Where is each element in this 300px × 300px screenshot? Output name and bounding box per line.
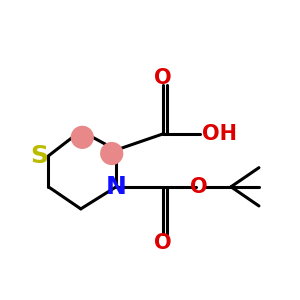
Text: O: O: [190, 177, 207, 197]
Circle shape: [101, 142, 123, 164]
Text: S: S: [31, 144, 49, 168]
Text: O: O: [154, 233, 172, 253]
Text: O: O: [154, 68, 172, 88]
Text: N: N: [106, 175, 127, 199]
Text: OH: OH: [202, 124, 236, 144]
Circle shape: [71, 126, 93, 148]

GIVEN TASK: Can you write out the items above again with "screenshot" swapped for "image", keeping everything else the same and leaving out the pictures?

THE ANSWER:
Where is each element in this 300px × 300px image? Output name and bounding box per line.
Text: O: O: [190, 177, 207, 197]
Circle shape: [101, 142, 123, 164]
Text: S: S: [31, 144, 49, 168]
Text: O: O: [154, 233, 172, 253]
Text: O: O: [154, 68, 172, 88]
Text: N: N: [106, 175, 127, 199]
Text: OH: OH: [202, 124, 236, 144]
Circle shape: [71, 126, 93, 148]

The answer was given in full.